Beginning at the line that contains "Read all visible content and emit it as JSON." and ending at the last line of the entries, write out each line exactly; include nothing outside that span.

══════

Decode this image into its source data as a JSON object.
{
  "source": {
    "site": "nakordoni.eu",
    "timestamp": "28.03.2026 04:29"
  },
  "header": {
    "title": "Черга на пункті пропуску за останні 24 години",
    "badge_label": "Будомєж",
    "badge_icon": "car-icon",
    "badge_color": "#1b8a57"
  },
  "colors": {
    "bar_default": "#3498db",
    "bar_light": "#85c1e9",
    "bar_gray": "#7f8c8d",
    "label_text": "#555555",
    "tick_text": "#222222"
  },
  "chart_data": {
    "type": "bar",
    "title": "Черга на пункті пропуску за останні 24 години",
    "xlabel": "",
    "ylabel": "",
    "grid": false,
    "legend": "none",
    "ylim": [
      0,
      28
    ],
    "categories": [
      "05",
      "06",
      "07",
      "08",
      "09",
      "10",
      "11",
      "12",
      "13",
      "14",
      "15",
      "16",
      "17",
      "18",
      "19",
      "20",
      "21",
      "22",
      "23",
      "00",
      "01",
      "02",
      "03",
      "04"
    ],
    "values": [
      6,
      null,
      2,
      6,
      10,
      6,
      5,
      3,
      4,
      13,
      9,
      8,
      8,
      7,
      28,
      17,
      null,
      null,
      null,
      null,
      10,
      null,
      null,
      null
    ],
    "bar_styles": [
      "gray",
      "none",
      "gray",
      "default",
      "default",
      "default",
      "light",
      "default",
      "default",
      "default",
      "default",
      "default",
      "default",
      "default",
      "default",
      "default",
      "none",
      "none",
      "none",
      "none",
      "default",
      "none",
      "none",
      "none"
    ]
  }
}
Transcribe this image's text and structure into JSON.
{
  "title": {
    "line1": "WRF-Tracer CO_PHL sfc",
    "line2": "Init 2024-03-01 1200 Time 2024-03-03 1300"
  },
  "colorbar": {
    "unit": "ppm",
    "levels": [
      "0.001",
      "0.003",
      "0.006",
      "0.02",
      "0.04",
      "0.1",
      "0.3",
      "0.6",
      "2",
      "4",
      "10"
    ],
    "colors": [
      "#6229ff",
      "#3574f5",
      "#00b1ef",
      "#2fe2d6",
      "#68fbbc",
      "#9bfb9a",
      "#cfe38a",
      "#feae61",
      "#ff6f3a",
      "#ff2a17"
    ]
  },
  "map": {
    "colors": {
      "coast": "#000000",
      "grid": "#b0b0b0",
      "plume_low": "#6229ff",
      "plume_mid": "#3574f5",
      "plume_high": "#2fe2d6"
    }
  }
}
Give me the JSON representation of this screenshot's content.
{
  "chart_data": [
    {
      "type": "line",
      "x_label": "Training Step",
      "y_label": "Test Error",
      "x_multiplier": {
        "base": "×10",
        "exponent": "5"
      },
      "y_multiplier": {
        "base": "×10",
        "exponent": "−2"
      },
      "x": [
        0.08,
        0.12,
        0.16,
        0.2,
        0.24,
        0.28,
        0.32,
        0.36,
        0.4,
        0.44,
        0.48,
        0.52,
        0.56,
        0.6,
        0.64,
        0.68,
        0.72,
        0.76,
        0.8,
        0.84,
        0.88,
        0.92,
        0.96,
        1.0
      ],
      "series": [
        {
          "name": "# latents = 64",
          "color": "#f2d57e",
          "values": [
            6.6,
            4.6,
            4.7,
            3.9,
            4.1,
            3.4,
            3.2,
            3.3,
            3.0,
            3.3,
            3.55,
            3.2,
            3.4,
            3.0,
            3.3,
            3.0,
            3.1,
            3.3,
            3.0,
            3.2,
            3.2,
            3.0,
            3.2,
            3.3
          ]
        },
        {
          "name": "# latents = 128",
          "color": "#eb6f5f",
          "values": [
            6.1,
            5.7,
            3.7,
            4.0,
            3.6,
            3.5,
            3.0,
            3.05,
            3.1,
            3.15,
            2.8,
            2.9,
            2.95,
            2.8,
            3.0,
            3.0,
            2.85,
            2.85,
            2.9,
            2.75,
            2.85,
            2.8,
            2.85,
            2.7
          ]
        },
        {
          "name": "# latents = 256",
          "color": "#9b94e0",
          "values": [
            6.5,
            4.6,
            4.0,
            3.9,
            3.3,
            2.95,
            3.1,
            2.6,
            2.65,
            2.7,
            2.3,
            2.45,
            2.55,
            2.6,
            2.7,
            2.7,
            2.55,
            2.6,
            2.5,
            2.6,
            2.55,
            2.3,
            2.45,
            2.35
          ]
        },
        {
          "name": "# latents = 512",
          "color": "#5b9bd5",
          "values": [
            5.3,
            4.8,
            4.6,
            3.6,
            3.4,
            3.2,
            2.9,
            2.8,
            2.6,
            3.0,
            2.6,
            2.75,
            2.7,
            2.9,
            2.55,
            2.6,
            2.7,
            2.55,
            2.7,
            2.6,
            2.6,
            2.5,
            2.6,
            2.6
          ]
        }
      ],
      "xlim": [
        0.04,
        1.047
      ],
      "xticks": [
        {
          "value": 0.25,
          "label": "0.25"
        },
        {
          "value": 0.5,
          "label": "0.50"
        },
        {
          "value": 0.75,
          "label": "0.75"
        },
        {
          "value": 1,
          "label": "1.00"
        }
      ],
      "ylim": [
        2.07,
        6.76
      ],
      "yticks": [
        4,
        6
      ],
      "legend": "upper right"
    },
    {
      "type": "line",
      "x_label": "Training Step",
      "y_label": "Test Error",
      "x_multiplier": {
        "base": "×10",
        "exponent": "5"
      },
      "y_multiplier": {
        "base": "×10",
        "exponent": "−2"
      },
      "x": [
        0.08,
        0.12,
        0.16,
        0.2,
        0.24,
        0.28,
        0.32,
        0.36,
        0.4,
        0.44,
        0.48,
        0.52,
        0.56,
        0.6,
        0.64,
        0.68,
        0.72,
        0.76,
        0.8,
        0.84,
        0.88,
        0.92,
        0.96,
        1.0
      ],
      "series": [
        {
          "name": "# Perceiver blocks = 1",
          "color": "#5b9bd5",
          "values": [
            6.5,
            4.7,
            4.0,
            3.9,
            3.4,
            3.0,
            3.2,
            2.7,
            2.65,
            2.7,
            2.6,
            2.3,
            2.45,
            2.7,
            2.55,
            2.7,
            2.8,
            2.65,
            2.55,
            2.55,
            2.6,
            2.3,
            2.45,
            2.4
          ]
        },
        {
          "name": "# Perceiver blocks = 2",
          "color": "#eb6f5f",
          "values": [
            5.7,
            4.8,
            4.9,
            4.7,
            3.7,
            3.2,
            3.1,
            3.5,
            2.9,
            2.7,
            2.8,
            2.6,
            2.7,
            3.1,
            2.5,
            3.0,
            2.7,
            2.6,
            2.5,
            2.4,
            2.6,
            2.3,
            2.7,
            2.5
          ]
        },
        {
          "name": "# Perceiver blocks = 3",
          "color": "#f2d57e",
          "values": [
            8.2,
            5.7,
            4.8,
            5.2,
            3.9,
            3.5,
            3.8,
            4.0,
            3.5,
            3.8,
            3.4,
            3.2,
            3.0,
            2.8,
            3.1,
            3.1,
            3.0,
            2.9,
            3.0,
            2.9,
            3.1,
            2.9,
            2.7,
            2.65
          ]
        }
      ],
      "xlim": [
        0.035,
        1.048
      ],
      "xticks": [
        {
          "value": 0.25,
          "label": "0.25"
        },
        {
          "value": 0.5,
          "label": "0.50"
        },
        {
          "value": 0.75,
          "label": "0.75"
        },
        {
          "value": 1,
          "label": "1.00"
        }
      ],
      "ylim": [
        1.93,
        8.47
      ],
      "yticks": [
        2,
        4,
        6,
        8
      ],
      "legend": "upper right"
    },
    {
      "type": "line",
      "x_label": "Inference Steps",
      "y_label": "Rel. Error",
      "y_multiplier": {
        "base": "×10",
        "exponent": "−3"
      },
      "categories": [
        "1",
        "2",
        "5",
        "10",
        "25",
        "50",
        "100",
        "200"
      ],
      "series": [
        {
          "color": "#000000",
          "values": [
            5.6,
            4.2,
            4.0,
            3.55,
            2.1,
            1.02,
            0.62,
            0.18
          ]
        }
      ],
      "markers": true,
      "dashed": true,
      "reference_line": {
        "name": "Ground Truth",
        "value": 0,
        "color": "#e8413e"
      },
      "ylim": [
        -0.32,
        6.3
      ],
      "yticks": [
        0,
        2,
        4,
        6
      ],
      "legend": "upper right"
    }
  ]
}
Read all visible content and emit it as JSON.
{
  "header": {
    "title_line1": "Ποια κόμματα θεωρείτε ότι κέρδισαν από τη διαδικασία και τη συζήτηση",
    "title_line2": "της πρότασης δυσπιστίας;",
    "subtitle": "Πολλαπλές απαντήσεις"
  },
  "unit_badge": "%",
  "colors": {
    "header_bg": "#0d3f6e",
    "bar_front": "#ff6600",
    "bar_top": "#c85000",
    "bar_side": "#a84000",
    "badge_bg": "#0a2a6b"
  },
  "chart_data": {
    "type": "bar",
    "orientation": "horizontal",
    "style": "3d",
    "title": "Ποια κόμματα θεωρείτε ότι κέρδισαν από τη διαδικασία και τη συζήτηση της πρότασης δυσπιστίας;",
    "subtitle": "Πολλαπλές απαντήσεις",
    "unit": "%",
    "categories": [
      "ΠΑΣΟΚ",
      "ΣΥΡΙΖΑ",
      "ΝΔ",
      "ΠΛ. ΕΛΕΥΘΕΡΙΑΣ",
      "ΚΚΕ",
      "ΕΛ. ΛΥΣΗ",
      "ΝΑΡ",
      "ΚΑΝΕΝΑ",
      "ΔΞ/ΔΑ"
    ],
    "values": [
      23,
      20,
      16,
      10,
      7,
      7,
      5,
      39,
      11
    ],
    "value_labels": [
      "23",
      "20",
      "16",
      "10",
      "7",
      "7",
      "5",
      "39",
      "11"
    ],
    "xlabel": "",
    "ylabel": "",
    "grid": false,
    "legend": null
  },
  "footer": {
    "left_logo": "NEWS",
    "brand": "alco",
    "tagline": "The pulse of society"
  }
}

══════

Answer to the task:
Read all visible content and emit it as JSON.
{
  "header": {
    "title_line1": "Ποια κόμματα θεωρείτε ότι κέρδισαν από τη διαδικασία και τη συζήτηση",
    "title_line2": "της πρότασης δυσπιστίας;",
    "subtitle": "Πολλαπλές απαντήσεις"
  },
  "unit_badge": "%",
  "colors": {
    "header_bg": "#0d3f6e",
    "bar_front": "#ff6600",
    "bar_top": "#c85000",
    "bar_side": "#a84000",
    "badge_bg": "#0a2a6b"
  },
  "chart_data": {
    "type": "bar",
    "orientation": "horizontal",
    "style": "3d",
    "title": "Ποια κόμματα θεωρείτε ότι κέρδισαν από τη διαδικασία και τη συζήτηση της πρότασης δυσπιστίας;",
    "subtitle": "Πολλαπλές απαντήσεις",
    "unit": "%",
    "categories": [
      "ΠΑΣΟΚ",
      "ΣΥΡΙΖΑ",
      "ΝΔ",
      "ΠΛ. ΕΛΕΥΘΕΡΙΑΣ",
      "ΚΚΕ",
      "ΕΛ. ΛΥΣΗ",
      "ΝΑΡ",
      "ΚΑΝΕΝΑ",
      "ΔΞ/ΔΑ"
    ],
    "values": [
      23,
      20,
      16,
      10,
      7,
      7,
      5,
      39,
      11
    ],
    "value_labels": [
      "23",
      "20",
      "16",
      "10",
      "7",
      "7",
      "5",
      "39",
      "11"
    ],
    "xlabel": "",
    "ylabel": "",
    "grid": false,
    "legend": null
  },
  "footer": {
    "left_logo": "NEWS",
    "brand": "alco",
    "tagline": "The pulse of society"
  }
}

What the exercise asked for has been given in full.